• [What you should do]: Find every line in the records below that contains the word "magazynowej", and copy each such line.

# start of Working data

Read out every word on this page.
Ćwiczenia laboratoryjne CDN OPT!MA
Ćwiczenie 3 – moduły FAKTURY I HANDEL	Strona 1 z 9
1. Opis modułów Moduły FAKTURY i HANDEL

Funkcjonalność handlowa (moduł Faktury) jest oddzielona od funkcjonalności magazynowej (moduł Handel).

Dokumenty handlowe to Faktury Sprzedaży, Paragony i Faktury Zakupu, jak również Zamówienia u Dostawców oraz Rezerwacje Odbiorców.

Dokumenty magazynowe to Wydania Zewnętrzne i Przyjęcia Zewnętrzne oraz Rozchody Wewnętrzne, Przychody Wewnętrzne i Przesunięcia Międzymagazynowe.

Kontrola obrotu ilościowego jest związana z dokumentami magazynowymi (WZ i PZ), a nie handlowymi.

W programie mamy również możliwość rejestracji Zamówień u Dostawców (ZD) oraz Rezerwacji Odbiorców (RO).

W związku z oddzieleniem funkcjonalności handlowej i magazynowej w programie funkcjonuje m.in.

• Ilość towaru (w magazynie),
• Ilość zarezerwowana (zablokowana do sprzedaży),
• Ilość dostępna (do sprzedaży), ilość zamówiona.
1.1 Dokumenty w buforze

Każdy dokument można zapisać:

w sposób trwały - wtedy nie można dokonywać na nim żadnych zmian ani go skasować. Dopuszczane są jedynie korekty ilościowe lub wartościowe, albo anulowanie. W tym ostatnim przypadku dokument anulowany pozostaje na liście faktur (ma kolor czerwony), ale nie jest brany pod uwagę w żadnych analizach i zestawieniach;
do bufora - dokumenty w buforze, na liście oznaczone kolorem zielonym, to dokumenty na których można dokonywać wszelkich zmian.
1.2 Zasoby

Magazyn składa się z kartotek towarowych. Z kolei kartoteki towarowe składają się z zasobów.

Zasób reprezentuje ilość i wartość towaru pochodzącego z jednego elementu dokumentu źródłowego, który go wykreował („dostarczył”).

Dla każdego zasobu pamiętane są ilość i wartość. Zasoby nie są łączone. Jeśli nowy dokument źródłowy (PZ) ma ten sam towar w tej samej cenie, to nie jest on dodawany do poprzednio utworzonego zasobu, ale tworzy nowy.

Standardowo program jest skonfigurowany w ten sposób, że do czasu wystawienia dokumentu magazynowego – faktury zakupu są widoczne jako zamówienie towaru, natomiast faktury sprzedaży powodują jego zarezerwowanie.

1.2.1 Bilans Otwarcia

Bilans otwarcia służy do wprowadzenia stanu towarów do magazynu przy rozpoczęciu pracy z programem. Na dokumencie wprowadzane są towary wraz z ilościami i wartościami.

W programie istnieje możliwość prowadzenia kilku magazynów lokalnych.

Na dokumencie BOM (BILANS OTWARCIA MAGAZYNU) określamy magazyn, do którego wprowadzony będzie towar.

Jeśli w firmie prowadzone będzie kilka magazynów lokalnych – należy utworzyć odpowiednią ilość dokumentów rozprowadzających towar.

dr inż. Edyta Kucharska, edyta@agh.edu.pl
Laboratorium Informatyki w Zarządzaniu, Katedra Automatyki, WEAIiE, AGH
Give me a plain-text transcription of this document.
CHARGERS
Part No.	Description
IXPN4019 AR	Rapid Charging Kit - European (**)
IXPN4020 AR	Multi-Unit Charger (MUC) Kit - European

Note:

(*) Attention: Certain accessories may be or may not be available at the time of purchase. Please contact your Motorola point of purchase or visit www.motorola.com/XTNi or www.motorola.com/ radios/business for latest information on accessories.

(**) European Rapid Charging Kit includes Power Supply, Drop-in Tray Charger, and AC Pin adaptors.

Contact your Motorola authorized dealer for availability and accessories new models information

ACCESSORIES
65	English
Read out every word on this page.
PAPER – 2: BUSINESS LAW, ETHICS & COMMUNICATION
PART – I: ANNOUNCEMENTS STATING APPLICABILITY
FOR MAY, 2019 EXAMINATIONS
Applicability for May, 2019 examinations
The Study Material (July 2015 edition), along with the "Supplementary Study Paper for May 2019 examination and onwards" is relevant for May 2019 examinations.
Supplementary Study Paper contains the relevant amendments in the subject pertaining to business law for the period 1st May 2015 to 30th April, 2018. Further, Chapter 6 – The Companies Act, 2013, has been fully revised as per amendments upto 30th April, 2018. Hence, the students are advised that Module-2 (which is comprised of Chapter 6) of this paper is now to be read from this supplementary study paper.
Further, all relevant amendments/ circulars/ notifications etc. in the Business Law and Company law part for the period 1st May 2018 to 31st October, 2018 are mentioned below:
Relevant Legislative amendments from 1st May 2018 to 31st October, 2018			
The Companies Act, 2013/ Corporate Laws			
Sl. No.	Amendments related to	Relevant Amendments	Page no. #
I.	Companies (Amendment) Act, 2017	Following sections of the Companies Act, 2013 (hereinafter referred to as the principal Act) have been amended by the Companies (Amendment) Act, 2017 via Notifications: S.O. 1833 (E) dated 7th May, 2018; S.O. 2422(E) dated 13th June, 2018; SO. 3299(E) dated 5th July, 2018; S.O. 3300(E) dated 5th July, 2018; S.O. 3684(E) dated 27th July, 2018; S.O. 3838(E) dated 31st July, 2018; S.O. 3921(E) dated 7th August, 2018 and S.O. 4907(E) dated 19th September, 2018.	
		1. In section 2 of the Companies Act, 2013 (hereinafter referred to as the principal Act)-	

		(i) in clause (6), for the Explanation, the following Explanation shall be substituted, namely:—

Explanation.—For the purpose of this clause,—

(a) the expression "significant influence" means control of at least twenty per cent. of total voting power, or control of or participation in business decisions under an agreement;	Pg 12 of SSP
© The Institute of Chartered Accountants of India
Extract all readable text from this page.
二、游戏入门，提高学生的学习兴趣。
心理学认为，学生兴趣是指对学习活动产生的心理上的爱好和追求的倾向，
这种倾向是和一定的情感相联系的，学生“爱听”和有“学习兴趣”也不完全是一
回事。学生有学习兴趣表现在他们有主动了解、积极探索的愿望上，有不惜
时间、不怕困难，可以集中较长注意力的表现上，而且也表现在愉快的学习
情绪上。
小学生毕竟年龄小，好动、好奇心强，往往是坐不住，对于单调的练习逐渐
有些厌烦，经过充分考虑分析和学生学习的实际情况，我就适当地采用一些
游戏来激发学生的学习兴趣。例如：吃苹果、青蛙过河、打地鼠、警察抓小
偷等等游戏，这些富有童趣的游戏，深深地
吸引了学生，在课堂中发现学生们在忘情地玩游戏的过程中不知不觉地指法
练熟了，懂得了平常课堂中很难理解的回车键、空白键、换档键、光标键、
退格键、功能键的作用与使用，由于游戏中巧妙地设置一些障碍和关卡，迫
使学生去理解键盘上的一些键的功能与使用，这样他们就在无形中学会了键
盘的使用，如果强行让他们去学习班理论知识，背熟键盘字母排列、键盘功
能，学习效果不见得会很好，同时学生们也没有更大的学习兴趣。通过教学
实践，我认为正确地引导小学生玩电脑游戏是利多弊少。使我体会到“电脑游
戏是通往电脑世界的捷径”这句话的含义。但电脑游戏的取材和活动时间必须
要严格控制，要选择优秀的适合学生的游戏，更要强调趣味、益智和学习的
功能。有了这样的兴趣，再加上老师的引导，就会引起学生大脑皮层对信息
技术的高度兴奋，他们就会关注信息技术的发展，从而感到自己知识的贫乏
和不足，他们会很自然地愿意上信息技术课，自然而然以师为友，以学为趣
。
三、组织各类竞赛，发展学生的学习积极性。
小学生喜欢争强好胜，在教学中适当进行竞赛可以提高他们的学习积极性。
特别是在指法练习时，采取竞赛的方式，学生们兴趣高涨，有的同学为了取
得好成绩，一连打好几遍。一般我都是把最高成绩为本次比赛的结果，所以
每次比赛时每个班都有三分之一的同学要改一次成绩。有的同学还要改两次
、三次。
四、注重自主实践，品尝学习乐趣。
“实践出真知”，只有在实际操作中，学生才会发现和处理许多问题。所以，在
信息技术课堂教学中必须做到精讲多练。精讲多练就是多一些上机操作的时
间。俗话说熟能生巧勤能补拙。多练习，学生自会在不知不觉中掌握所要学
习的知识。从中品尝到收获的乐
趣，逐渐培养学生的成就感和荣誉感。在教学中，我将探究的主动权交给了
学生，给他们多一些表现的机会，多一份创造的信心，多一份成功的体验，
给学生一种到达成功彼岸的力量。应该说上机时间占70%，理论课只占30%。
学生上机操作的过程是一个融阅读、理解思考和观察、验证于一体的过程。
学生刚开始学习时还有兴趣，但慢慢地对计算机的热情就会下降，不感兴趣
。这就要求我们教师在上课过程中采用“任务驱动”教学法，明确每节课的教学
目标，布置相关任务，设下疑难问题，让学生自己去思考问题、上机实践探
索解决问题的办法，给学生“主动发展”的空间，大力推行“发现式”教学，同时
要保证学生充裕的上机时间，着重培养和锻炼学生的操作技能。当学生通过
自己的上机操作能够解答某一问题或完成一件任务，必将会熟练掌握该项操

# end of Working data

• [Finished exercise]:
Funkcjonalność handlowa (moduł Faktury) jest oddzielona od funkcjonalności magazynowej (moduł Handel).
W związku z oddzieleniem funkcjonalności handlowej i magazynowej w programie funkcjonuje m.in.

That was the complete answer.